begin SOURCE MATERIAL

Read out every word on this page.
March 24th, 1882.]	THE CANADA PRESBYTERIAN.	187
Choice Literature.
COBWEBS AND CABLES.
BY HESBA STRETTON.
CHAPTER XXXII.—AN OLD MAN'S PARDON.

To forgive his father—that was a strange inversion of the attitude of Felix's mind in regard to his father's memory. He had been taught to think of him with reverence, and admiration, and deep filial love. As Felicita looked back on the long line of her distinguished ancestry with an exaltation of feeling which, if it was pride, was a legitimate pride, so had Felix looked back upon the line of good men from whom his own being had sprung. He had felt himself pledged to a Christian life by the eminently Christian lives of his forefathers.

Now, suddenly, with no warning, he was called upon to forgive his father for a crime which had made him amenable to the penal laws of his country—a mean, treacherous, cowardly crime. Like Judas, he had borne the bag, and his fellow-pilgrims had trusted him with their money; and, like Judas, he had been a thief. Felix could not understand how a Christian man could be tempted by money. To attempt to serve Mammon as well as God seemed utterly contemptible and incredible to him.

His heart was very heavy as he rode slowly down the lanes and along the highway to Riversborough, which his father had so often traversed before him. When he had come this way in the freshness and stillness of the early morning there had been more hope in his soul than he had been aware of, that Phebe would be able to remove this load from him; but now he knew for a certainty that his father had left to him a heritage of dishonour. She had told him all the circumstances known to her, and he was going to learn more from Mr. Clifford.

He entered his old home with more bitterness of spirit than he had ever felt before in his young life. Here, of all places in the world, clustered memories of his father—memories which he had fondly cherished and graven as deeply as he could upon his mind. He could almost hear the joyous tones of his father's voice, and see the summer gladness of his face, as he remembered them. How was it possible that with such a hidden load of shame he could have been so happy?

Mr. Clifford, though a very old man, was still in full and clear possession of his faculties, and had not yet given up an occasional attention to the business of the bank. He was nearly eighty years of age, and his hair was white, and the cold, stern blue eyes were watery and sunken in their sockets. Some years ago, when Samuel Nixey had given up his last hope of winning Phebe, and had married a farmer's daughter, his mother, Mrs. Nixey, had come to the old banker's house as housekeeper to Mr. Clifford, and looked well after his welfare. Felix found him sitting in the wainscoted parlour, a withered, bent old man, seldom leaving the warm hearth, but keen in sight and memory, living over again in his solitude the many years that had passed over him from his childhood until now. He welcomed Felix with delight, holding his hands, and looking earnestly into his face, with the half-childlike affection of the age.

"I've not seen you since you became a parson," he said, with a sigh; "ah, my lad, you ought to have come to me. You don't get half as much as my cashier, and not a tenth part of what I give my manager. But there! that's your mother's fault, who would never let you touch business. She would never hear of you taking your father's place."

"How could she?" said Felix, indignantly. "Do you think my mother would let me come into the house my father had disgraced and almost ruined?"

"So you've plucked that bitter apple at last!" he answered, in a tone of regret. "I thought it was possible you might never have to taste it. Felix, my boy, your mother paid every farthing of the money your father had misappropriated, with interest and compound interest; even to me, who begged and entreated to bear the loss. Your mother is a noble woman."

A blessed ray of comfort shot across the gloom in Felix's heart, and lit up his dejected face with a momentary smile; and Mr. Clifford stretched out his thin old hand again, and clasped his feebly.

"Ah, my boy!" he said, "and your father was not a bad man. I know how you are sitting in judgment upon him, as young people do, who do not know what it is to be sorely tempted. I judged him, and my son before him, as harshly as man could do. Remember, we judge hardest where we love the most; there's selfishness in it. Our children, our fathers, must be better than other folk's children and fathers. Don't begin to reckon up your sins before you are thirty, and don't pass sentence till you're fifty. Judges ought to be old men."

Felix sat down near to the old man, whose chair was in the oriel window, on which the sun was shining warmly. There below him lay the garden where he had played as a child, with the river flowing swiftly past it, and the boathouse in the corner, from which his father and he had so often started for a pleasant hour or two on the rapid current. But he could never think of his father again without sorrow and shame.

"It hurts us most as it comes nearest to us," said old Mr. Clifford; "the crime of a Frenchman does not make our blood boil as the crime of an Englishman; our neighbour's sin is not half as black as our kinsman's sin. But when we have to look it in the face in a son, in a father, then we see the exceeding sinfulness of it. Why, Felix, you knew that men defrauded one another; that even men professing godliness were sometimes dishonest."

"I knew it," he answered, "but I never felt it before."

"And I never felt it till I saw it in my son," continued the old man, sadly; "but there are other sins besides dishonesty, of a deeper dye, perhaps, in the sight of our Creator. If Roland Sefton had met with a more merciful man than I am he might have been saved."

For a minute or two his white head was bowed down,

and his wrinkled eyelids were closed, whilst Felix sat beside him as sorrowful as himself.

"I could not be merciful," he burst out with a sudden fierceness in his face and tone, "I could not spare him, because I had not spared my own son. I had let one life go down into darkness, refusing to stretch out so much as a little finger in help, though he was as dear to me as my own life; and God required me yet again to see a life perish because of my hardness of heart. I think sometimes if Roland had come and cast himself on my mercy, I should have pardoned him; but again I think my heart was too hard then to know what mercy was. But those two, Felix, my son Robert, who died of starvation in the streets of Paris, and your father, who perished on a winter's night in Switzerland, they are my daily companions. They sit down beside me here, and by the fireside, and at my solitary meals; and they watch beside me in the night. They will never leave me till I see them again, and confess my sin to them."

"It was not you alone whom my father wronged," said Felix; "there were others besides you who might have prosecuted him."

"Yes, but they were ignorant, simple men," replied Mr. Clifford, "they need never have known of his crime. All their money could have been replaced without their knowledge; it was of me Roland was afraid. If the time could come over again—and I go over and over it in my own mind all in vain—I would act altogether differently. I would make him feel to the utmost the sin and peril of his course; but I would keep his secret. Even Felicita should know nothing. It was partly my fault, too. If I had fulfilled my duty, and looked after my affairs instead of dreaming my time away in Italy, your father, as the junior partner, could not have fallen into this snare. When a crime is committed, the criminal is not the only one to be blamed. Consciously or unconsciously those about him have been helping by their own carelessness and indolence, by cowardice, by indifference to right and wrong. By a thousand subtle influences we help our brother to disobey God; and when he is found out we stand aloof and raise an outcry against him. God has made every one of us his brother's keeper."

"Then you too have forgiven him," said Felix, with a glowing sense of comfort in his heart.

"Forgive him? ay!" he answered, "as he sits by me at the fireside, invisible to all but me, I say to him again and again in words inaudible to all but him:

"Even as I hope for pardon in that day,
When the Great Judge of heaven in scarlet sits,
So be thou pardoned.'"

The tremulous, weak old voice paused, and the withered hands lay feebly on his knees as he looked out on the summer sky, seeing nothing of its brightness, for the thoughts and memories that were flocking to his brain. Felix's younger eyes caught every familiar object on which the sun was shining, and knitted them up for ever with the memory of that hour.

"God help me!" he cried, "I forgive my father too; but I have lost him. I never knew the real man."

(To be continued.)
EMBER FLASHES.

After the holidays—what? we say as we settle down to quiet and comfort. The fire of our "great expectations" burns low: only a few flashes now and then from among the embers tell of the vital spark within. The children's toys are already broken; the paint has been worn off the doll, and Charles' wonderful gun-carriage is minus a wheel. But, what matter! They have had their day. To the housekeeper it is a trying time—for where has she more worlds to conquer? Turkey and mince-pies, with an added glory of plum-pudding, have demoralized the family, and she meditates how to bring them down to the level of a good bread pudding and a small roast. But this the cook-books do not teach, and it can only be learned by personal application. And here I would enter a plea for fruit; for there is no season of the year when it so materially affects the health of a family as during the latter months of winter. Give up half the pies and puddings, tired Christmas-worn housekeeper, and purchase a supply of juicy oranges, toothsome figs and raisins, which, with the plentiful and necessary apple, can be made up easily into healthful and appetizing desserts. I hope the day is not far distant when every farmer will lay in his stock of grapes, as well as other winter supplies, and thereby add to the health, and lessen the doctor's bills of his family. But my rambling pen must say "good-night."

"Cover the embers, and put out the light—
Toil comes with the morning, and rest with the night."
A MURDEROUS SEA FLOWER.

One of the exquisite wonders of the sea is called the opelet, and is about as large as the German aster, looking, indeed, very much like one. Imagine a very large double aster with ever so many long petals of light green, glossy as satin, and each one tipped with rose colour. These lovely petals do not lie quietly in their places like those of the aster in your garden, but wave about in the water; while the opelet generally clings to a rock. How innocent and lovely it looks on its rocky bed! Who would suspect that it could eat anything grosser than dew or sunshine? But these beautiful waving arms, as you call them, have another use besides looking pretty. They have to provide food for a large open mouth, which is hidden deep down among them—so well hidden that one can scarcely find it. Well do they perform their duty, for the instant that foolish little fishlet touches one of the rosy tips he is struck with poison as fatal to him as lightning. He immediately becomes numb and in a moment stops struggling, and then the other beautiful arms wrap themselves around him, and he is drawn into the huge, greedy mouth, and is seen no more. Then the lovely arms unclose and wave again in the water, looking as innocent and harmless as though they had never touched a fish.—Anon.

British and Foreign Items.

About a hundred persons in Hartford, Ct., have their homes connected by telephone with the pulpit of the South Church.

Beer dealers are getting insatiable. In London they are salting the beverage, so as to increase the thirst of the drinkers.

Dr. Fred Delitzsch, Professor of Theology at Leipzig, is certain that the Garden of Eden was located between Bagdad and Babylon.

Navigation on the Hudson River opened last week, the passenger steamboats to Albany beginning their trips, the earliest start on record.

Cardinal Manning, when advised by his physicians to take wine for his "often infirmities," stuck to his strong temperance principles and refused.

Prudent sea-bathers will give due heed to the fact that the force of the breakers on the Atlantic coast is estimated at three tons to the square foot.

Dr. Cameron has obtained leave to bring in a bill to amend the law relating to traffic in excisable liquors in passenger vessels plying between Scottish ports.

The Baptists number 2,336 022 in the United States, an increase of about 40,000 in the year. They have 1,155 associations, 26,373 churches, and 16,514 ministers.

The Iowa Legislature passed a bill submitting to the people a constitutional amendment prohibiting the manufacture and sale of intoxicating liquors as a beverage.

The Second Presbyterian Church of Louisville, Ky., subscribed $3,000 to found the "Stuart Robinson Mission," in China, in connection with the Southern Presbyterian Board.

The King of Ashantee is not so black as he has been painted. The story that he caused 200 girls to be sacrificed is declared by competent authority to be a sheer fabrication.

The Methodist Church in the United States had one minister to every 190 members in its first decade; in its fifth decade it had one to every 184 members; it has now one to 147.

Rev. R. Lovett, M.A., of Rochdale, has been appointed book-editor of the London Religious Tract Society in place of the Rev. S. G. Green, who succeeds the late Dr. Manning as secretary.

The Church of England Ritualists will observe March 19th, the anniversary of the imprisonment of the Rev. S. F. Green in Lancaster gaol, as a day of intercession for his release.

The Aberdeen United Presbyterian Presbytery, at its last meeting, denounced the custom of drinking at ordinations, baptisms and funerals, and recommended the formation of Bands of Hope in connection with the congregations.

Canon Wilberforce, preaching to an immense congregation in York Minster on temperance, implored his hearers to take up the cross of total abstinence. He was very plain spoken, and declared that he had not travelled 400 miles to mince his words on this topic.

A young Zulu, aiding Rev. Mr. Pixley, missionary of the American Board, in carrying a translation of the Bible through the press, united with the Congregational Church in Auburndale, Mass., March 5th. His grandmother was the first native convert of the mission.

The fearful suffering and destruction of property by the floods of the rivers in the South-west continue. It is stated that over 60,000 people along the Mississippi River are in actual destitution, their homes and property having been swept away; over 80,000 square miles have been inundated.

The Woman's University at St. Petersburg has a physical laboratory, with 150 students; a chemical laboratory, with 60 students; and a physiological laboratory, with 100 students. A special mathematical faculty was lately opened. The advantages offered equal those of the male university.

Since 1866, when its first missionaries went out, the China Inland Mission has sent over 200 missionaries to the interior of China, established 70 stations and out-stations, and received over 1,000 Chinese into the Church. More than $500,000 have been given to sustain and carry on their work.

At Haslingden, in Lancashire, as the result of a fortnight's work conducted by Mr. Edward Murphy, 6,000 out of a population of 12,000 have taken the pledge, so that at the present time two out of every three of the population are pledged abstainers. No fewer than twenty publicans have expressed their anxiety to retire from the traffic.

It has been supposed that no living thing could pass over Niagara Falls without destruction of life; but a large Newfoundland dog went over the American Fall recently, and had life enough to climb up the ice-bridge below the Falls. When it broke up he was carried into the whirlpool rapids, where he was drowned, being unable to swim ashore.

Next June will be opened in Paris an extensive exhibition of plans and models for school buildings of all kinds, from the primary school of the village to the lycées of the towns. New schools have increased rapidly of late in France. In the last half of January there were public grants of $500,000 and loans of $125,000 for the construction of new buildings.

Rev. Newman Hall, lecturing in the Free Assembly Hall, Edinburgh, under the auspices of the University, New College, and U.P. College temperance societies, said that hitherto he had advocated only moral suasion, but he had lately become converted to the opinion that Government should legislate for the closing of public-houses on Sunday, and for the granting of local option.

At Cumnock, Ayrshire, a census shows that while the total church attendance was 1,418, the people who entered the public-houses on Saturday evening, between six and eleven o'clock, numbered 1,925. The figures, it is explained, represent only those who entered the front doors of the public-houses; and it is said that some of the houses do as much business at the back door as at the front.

end SOURCE MATERIAL

Extract all lines of the records above that include "beverage".

Beer dealers are getting insatiable. In London they are salting the beverage, so as to increase the thirst of the drinkers.
The Iowa Legislature passed a bill submitting to the people a constitutional amendment prohibiting the manufacture and sale of intoxicating liquors as a beverage.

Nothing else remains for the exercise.